The problem: Work out how many lines of the listing hold the string "forward". Answer with that number alone.

Dataset excerpt:
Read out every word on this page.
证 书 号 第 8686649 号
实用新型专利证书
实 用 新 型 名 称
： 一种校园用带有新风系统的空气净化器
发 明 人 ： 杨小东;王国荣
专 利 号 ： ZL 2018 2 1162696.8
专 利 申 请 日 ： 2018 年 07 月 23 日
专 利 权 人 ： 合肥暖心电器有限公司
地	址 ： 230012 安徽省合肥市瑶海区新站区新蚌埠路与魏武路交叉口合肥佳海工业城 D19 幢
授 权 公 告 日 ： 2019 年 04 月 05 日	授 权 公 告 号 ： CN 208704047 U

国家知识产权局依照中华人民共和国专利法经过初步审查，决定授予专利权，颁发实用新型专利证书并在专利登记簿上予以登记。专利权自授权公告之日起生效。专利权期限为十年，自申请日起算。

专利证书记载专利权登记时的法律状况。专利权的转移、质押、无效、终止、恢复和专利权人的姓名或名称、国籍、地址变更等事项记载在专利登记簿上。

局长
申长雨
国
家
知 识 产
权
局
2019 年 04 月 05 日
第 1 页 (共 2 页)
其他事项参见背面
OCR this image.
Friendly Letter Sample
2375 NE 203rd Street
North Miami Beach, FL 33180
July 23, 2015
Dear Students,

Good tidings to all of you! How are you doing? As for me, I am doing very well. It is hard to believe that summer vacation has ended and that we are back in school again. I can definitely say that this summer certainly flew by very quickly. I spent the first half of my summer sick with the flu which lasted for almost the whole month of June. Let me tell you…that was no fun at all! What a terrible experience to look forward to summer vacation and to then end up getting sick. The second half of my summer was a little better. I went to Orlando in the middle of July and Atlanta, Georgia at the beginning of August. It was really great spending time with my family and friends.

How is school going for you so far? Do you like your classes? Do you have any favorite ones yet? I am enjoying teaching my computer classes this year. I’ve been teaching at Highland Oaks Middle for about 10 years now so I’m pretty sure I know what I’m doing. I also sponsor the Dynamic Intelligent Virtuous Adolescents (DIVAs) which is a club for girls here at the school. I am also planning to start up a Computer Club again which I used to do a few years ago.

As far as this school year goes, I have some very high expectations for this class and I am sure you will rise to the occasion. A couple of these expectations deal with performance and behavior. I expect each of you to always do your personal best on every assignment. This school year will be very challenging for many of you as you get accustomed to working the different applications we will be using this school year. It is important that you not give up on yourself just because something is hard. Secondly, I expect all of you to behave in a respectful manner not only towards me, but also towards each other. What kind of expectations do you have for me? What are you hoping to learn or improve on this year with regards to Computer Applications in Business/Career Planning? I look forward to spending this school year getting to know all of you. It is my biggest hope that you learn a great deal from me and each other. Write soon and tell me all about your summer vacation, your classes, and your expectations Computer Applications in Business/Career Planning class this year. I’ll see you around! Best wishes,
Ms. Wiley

In response: 2